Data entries
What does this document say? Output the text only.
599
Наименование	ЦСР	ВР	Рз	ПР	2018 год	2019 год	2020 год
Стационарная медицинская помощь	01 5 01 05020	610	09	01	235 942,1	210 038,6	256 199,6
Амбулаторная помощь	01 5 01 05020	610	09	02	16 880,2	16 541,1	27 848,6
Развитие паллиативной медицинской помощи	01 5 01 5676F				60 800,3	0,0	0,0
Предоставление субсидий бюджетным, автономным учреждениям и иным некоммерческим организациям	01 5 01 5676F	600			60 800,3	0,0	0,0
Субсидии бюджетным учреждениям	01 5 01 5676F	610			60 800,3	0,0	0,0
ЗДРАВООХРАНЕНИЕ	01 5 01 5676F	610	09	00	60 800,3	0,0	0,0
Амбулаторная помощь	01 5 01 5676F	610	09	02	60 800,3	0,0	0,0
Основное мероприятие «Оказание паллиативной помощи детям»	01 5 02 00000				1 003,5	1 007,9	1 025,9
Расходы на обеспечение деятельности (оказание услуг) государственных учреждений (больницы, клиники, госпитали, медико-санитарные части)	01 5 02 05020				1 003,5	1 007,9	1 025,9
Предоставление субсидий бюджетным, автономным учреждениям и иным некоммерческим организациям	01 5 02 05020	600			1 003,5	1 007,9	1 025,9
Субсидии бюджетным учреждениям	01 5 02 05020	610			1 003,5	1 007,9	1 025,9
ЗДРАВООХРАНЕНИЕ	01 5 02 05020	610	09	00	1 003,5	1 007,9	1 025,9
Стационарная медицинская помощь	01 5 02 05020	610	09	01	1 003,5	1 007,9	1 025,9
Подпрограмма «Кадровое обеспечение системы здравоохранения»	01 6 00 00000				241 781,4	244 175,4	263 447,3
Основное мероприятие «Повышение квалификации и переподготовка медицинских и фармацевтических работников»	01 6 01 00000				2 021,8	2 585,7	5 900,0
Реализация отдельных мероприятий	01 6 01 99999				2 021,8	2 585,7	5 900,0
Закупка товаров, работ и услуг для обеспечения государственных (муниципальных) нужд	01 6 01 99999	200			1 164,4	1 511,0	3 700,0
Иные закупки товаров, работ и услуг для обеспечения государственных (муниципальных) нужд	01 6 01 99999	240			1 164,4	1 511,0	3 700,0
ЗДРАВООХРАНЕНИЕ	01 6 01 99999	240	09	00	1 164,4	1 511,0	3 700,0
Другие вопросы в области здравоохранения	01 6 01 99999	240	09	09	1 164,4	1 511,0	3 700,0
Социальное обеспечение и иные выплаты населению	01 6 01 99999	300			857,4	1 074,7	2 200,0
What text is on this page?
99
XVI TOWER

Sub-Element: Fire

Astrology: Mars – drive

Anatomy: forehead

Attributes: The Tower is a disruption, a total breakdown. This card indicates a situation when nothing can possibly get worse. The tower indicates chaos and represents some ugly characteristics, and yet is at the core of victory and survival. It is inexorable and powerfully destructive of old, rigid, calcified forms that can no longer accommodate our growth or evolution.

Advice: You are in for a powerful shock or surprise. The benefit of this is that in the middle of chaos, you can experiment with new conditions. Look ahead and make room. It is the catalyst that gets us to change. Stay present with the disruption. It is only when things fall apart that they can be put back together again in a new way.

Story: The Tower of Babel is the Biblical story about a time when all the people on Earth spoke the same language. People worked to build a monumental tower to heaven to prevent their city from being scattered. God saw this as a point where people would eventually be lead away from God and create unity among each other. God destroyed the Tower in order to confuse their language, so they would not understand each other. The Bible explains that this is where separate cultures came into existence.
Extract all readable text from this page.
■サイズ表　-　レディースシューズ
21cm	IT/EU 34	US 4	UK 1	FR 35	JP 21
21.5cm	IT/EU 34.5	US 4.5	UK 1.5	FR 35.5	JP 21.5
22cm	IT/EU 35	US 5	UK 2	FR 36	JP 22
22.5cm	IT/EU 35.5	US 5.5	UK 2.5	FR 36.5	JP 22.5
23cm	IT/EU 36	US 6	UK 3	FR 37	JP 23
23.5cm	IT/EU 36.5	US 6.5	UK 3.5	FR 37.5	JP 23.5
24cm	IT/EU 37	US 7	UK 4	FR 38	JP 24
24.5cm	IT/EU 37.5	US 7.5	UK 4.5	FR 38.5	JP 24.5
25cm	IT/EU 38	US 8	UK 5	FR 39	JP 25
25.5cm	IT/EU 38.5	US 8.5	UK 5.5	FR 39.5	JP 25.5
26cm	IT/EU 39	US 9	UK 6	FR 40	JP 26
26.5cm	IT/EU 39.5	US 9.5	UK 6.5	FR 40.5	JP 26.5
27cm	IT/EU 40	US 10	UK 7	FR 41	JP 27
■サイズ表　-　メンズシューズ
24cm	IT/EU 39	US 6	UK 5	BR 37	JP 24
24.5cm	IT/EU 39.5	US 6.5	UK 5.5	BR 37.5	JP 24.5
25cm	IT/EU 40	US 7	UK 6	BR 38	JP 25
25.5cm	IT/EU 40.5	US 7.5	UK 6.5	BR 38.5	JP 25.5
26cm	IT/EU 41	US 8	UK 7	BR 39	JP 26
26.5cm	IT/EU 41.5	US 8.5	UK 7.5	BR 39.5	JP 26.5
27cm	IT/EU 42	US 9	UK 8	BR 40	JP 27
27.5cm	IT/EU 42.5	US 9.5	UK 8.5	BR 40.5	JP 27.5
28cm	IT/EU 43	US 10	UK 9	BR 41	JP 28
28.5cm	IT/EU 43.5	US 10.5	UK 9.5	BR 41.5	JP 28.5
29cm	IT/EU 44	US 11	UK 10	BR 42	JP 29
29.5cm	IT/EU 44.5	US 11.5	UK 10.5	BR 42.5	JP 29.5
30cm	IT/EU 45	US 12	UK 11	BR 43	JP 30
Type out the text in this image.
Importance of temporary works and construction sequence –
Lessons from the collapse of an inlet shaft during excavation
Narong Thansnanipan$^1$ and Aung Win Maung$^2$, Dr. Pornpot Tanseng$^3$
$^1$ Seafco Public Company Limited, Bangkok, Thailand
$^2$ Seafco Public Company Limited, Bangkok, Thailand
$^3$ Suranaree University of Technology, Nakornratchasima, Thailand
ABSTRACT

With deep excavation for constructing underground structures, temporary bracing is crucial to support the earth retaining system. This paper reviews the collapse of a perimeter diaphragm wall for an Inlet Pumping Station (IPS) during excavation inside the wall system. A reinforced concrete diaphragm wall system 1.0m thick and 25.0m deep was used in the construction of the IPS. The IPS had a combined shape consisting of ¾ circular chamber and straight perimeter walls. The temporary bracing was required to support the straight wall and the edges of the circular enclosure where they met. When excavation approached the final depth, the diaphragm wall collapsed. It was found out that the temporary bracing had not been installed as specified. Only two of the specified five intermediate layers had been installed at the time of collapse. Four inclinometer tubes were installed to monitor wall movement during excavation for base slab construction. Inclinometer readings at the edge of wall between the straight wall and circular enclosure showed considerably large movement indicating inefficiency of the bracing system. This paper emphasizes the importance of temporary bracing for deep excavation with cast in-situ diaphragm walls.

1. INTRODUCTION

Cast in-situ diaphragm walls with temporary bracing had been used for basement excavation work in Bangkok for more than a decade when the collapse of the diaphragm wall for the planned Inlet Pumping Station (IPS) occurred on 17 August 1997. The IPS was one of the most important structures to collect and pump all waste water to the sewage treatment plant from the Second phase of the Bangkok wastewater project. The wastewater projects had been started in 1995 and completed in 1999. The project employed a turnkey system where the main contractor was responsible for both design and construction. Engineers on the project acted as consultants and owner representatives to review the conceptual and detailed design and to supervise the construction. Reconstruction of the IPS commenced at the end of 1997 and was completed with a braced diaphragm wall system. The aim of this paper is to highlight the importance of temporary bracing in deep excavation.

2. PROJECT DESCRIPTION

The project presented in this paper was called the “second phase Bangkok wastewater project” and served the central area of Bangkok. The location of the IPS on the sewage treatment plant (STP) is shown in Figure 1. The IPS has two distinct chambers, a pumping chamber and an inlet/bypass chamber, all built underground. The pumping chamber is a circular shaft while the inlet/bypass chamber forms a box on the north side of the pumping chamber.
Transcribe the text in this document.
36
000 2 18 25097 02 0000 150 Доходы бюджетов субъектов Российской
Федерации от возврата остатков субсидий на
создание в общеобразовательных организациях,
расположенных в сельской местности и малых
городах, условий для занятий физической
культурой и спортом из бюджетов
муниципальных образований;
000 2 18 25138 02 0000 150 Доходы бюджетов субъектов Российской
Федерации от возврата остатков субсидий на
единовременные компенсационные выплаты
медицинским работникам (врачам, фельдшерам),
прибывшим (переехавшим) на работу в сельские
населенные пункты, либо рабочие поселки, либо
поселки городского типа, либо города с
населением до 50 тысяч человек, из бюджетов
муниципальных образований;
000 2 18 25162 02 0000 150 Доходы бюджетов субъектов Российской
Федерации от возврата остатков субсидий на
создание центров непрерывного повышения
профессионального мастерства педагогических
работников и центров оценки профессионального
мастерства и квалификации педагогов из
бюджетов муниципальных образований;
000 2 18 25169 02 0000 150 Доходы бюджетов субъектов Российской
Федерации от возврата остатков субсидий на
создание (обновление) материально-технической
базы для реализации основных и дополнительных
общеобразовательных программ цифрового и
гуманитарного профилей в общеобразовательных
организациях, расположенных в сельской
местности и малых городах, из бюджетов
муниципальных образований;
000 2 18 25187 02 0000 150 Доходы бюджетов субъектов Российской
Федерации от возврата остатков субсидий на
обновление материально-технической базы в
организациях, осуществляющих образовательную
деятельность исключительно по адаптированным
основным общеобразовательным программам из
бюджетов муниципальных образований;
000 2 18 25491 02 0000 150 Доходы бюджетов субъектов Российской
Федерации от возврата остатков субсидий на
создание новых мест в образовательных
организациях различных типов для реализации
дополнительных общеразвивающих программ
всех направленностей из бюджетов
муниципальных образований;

## Exercise
Filter the records above for lines containing the word "forms", and copy those lines.

## Reply to the exercise
Attributes: The Tower is a disruption, a total breakdown. This card indicates a situation when nothing can possibly get worse. The tower indicates chaos and represents some ugly characteristics, and yet is at the core of victory and survival. It is inexorable and powerfully destructive of old, rigid, calcified forms that can no longer accommodate our growth or evolution.
The project presented in this paper was called the “second phase Bangkok wastewater project” and served the central area of Bangkok. The location of the IPS on the sewage treatment plant (STP) is shown in Figure 1. The IPS has two distinct chambers, a pumping chamber and an inlet/bypass chamber, all built underground. The pumping chamber is a circular shaft while the inlet/bypass chamber forms a box on the north side of the pumping chamber.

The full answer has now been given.